### What you have to do
Pictures do not belong in the copy; restate the records below word for word.

### Records supplied
◇ ◇ ◇ ◇ ◇ ◇ ◇
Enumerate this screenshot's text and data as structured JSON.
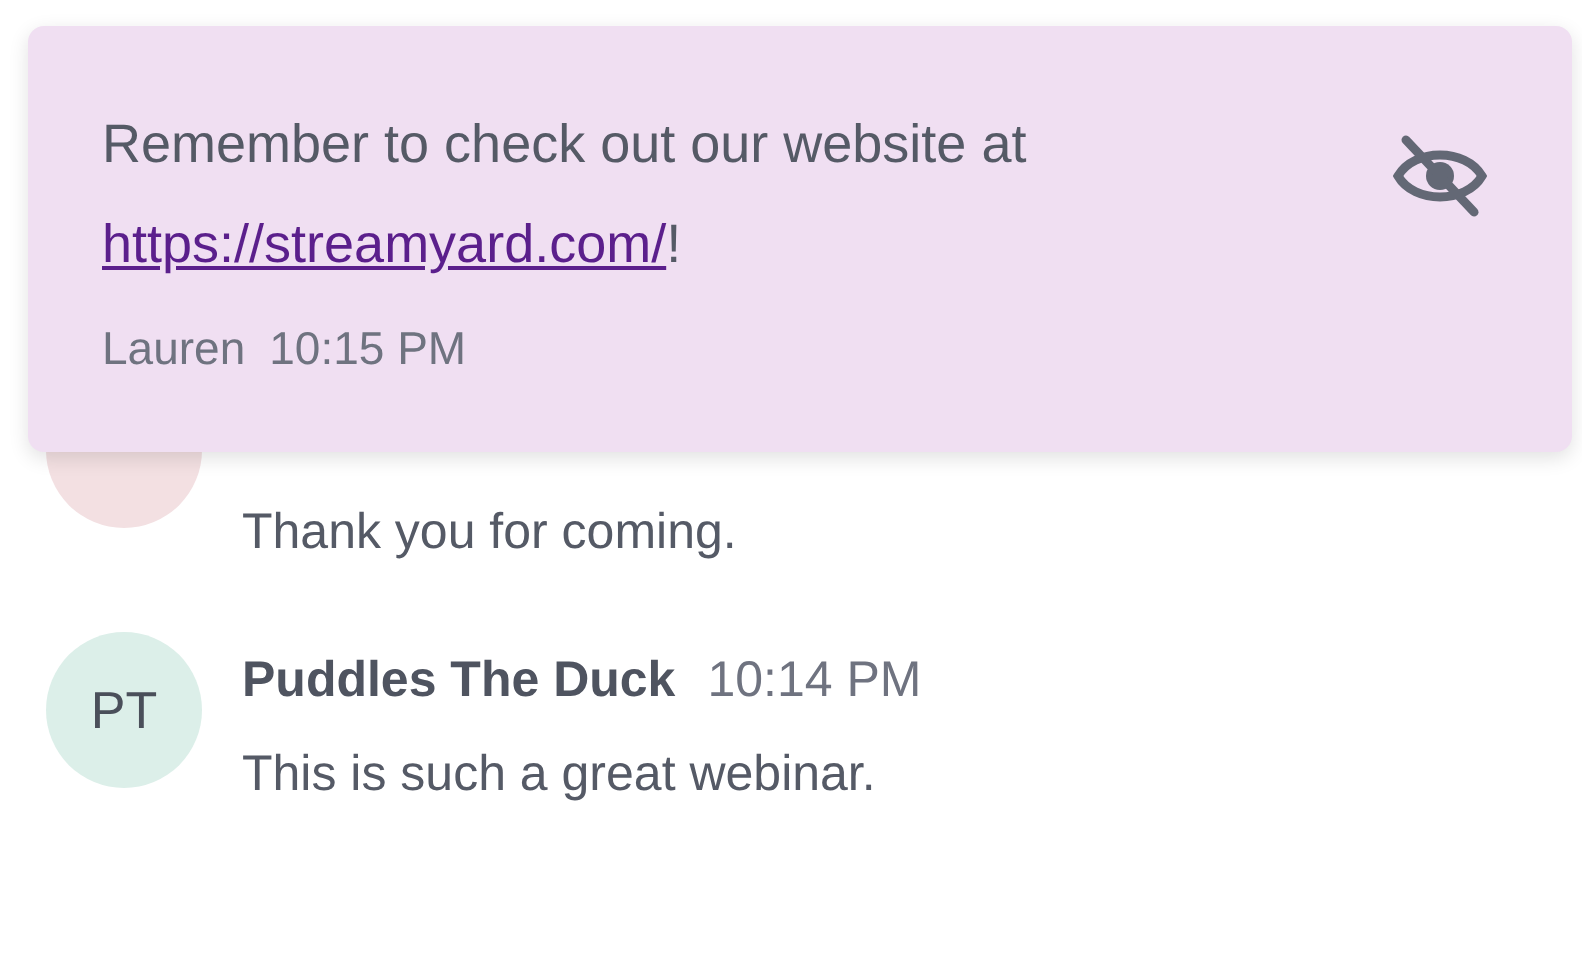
{
  "pinned_message": {
    "text": "Remember to check out our website at",
    "link": "https://streamyard.com/",
    "suffix": "!",
    "author": "Lauren",
    "time": "10:15 PM"
  },
  "messages": [
    {
      "color": "#f3e0e2",
      "body": "Thank you for coming."
    },
    {
      "initials": "PT",
      "color": "#dcefe9",
      "author": "Puddles The Duck",
      "time": "10:14 PM",
      "body": "This is such a great webinar."
    }
  ]
}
◇ ◇ ◇ ◇ ◇ ◇ ◇
### Output of the task
Enumerate this screenshot's text and data as structured JSON.
{
  "pinned_message": {
    "text": "Remember to check out our website at",
    "link": "https://streamyard.com/",
    "suffix": "!",
    "author": "Lauren",
    "time": "10:15 PM"
  },
  "messages": [
    {
      "color": "#f3e0e2",
      "body": "Thank you for coming."
    },
    {
      "initials": "PT",
      "color": "#dcefe9",
      "author": "Puddles The Duck",
      "time": "10:14 PM",
      "body": "This is such a great webinar."
    }
  ]
}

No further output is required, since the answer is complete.